> Excerpted records:
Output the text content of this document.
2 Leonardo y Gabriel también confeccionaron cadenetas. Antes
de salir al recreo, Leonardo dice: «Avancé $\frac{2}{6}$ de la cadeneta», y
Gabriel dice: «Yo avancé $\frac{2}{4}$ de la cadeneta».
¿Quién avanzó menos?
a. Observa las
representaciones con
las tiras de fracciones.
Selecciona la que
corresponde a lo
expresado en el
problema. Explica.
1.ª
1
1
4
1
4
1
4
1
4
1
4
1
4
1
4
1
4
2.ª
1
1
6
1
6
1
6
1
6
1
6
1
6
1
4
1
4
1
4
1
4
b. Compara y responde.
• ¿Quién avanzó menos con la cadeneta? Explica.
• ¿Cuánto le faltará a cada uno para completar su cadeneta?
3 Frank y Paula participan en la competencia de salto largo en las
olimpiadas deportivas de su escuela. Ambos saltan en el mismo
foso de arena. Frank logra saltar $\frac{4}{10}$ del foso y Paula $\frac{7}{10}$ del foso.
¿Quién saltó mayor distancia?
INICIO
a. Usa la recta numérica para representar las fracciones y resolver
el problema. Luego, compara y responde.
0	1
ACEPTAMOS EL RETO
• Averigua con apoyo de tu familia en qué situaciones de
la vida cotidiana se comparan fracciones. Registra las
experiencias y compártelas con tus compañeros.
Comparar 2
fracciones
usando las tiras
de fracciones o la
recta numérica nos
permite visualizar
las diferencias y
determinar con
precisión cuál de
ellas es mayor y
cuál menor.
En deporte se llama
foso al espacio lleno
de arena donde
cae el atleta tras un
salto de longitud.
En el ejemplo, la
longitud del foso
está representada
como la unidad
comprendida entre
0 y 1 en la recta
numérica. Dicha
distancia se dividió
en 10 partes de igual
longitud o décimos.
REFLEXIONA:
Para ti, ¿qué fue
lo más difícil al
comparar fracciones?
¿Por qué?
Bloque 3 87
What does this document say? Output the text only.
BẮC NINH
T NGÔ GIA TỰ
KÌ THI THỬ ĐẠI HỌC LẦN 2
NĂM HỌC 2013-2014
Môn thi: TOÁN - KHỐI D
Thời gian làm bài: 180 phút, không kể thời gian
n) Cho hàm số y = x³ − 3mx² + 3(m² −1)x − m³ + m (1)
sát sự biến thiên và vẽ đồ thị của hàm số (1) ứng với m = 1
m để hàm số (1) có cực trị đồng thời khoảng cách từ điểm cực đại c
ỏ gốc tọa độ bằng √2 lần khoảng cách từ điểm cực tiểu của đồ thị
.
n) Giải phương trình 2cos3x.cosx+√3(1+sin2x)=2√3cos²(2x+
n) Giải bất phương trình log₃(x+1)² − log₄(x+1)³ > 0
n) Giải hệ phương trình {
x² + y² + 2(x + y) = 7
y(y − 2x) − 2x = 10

> Task directions:
Each line of the material should be duplicated exactly, please.

> Exercise response:
Output the text content of this document.
2 Leonardo y Gabriel también confeccionaron cadenetas. Antes
de salir al recreo, Leonardo dice: «Avancé $\frac{2}{6}$ de la cadeneta», y
Gabriel dice: «Yo avancé $\frac{2}{4}$ de la cadeneta».
¿Quién avanzó menos?
a. Observa las
representaciones con
las tiras de fracciones.
Selecciona la que
corresponde a lo
expresado en el
problema. Explica.
1.ª
1
1
4
1
4
1
4
1
4
1
4
1
4
1
4
1
4
2.ª
1
1
6
1
6
1
6
1
6
1
6
1
6
1
4
1
4
1
4
1
4
b. Compara y responde.
• ¿Quién avanzó menos con la cadeneta? Explica.
• ¿Cuánto le faltará a cada uno para completar su cadeneta?
3 Frank y Paula participan en la competencia de salto largo en las
olimpiadas deportivas de su escuela. Ambos saltan en el mismo
foso de arena. Frank logra saltar $\frac{4}{10}$ del foso y Paula $\frac{7}{10}$ del foso.
¿Quién saltó mayor distancia?
INICIO
a. Usa la recta numérica para representar las fracciones y resolver
el problema. Luego, compara y responde.
0	1
ACEPTAMOS EL RETO
• Averigua con apoyo de tu familia en qué situaciones de
la vida cotidiana se comparan fracciones. Registra las
experiencias y compártelas con tus compañeros.
Comparar 2
fracciones
usando las tiras
de fracciones o la
recta numérica nos
permite visualizar
las diferencias y
determinar con
precisión cuál de
ellas es mayor y
cuál menor.
En deporte se llama
foso al espacio lleno
de arena donde
cae el atleta tras un
salto de longitud.
En el ejemplo, la
longitud del foso
está representada
como la unidad
comprendida entre
0 y 1 en la recta
numérica. Dicha
distancia se dividió
en 10 partes de igual
longitud o décimos.
REFLEXIONA:
Para ti, ¿qué fue
lo más difícil al
comparar fracciones?
¿Por qué?
Bloque 3 87
What does this document say? Output the text only.
BẮC NINH
T NGÔ GIA TỰ
KÌ THI THỬ ĐẠI HỌC LẦN 2
NĂM HỌC 2013-2014
Môn thi: TOÁN - KHỐI D
Thời gian làm bài: 180 phút, không kể thời gian
n) Cho hàm số y = x³ − 3mx² + 3(m² −1)x − m³ + m (1)
sát sự biến thiên và vẽ đồ thị của hàm số (1) ứng với m = 1
m để hàm số (1) có cực trị đồng thời khoảng cách từ điểm cực đại c
ỏ gốc tọa độ bằng √2 lần khoảng cách từ điểm cực tiểu của đồ thị
.
n) Giải phương trình 2cos3x.cosx+√3(1+sin2x)=2√3cos²(2x+
n) Giải bất phương trình log₃(x+1)² − log₄(x+1)³ > 0
n) Giải hệ phương trình {
x² + y² + 2(x + y) = 7
y(y − 2x) − 2x = 10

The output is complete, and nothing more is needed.